>>

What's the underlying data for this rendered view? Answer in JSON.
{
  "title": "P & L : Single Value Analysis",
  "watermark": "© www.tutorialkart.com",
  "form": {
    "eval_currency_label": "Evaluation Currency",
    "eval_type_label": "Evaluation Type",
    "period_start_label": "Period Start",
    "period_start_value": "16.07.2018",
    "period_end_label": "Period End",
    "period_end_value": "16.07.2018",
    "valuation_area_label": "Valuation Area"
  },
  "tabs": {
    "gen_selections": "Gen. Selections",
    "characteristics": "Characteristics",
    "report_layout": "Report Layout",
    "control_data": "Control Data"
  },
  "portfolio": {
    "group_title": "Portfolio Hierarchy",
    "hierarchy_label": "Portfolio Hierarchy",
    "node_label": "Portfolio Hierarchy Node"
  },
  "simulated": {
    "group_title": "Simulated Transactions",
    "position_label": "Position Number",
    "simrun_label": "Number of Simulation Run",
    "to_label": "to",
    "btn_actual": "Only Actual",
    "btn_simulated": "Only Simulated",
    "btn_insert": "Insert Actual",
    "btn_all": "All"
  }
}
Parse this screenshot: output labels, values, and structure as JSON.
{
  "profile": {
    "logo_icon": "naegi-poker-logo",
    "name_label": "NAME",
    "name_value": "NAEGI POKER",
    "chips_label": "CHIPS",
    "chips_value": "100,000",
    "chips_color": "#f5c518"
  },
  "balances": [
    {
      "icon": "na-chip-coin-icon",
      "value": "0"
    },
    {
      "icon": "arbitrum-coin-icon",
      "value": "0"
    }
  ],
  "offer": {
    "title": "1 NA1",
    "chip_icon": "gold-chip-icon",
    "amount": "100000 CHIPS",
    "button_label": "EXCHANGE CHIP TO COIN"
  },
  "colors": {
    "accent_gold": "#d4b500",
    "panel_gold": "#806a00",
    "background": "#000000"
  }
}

<<

What you will do: Write all of the records out again exactly.

Written solution:
What's the underlying data for this rendered view? Answer in JSON.
{
  "title": "P & L : Single Value Analysis",
  "watermark": "© www.tutorialkart.com",
  "form": {
    "eval_currency_label": "Evaluation Currency",
    "eval_type_label": "Evaluation Type",
    "period_start_label": "Period Start",
    "period_start_value": "16.07.2018",
    "period_end_label": "Period End",
    "period_end_value": "16.07.2018",
    "valuation_area_label": "Valuation Area"
  },
  "tabs": {
    "gen_selections": "Gen. Selections",
    "characteristics": "Characteristics",
    "report_layout": "Report Layout",
    "control_data": "Control Data"
  },
  "portfolio": {
    "group_title": "Portfolio Hierarchy",
    "hierarchy_label": "Portfolio Hierarchy",
    "node_label": "Portfolio Hierarchy Node"
  },
  "simulated": {
    "group_title": "Simulated Transactions",
    "position_label": "Position Number",
    "simrun_label": "Number of Simulation Run",
    "to_label": "to",
    "btn_actual": "Only Actual",
    "btn_simulated": "Only Simulated",
    "btn_insert": "Insert Actual",
    "btn_all": "All"
  }
}
Parse this screenshot: output labels, values, and structure as JSON.
{
  "profile": {
    "logo_icon": "naegi-poker-logo",
    "name_label": "NAME",
    "name_value": "NAEGI POKER",
    "chips_label": "CHIPS",
    "chips_value": "100,000",
    "chips_color": "#f5c518"
  },
  "balances": [
    {
      "icon": "na-chip-coin-icon",
      "value": "0"
    },
    {
      "icon": "arbitrum-coin-icon",
      "value": "0"
    }
  ],
  "offer": {
    "title": "1 NA1",
    "chip_icon": "gold-chip-icon",
    "amount": "100000 CHIPS",
    "button_label": "EXCHANGE CHIP TO COIN"
  },
  "colors": {
    "accent_gold": "#d4b500",
    "panel_gold": "#806a00",
    "background": "#000000"
  }
}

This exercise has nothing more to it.